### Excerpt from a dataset
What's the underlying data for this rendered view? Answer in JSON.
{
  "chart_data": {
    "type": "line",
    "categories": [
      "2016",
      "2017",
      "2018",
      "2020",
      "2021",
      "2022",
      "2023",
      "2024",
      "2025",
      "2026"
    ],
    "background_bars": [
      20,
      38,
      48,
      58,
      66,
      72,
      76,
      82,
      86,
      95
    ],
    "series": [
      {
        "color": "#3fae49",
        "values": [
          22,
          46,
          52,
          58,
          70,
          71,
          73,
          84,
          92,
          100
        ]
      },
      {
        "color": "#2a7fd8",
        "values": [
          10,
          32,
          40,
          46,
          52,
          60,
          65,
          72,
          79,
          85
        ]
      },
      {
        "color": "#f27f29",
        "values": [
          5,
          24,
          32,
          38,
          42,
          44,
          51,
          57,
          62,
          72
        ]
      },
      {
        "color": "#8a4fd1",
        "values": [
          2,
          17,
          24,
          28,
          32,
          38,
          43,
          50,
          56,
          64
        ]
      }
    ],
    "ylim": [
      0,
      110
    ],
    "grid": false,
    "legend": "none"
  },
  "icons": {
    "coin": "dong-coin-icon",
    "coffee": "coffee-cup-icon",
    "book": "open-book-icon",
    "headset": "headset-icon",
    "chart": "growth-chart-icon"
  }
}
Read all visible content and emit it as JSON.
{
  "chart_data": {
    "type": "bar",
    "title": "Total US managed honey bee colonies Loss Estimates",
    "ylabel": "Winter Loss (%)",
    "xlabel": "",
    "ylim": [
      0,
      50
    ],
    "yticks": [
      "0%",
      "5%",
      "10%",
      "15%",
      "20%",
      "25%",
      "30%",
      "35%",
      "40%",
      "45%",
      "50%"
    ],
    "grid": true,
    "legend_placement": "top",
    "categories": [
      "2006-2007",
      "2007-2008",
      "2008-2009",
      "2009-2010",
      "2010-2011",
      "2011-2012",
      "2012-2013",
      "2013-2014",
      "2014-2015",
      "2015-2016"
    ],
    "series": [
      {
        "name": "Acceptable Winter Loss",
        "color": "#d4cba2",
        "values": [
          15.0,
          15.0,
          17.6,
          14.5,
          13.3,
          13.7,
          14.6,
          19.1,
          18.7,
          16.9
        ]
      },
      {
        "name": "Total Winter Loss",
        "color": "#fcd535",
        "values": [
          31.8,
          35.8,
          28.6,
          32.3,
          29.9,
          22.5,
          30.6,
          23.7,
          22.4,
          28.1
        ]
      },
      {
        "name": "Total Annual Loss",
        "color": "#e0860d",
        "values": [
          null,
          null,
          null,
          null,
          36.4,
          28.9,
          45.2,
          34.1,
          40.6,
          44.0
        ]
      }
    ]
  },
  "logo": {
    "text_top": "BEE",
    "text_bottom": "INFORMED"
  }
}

### WORK TO BE COMPLETED
Transcribe every line of the data, exactly as it stands.

### ANSWER
What's the underlying data for this rendered view? Answer in JSON.
{
  "chart_data": {
    "type": "line",
    "categories": [
      "2016",
      "2017",
      "2018",
      "2020",
      "2021",
      "2022",
      "2023",
      "2024",
      "2025",
      "2026"
    ],
    "background_bars": [
      20,
      38,
      48,
      58,
      66,
      72,
      76,
      82,
      86,
      95
    ],
    "series": [
      {
        "color": "#3fae49",
        "values": [
          22,
          46,
          52,
          58,
          70,
          71,
          73,
          84,
          92,
          100
        ]
      },
      {
        "color": "#2a7fd8",
        "values": [
          10,
          32,
          40,
          46,
          52,
          60,
          65,
          72,
          79,
          85
        ]
      },
      {
        "color": "#f27f29",
        "values": [
          5,
          24,
          32,
          38,
          42,
          44,
          51,
          57,
          62,
          72
        ]
      },
      {
        "color": "#8a4fd1",
        "values": [
          2,
          17,
          24,
          28,
          32,
          38,
          43,
          50,
          56,
          64
        ]
      }
    ],
    "ylim": [
      0,
      110
    ],
    "grid": false,
    "legend": "none"
  },
  "icons": {
    "coin": "dong-coin-icon",
    "coffee": "coffee-cup-icon",
    "book": "open-book-icon",
    "headset": "headset-icon",
    "chart": "growth-chart-icon"
  }
}
Read all visible content and emit it as JSON.
{
  "chart_data": {
    "type": "bar",
    "title": "Total US managed honey bee colonies Loss Estimates",
    "ylabel": "Winter Loss (%)",
    "xlabel": "",
    "ylim": [
      0,
      50
    ],
    "yticks": [
      "0%",
      "5%",
      "10%",
      "15%",
      "20%",
      "25%",
      "30%",
      "35%",
      "40%",
      "45%",
      "50%"
    ],
    "grid": true,
    "legend_placement": "top",
    "categories": [
      "2006-2007",
      "2007-2008",
      "2008-2009",
      "2009-2010",
      "2010-2011",
      "2011-2012",
      "2012-2013",
      "2013-2014",
      "2014-2015",
      "2015-2016"
    ],
    "series": [
      {
        "name": "Acceptable Winter Loss",
        "color": "#d4cba2",
        "values": [
          15.0,
          15.0,
          17.6,
          14.5,
          13.3,
          13.7,
          14.6,
          19.1,
          18.7,
          16.9
        ]
      },
      {
        "name": "Total Winter Loss",
        "color": "#fcd535",
        "values": [
          31.8,
          35.8,
          28.6,
          32.3,
          29.9,
          22.5,
          30.6,
          23.7,
          22.4,
          28.1
        ]
      },
      {
        "name": "Total Annual Loss",
        "color": "#e0860d",
        "values": [
          null,
          null,
          null,
          null,
          36.4,
          28.9,
          45.2,
          34.1,
          40.6,
          44.0
        ]
      }
    ]
  },
  "logo": {
    "text_top": "BEE",
    "text_bottom": "INFORMED"
  }
}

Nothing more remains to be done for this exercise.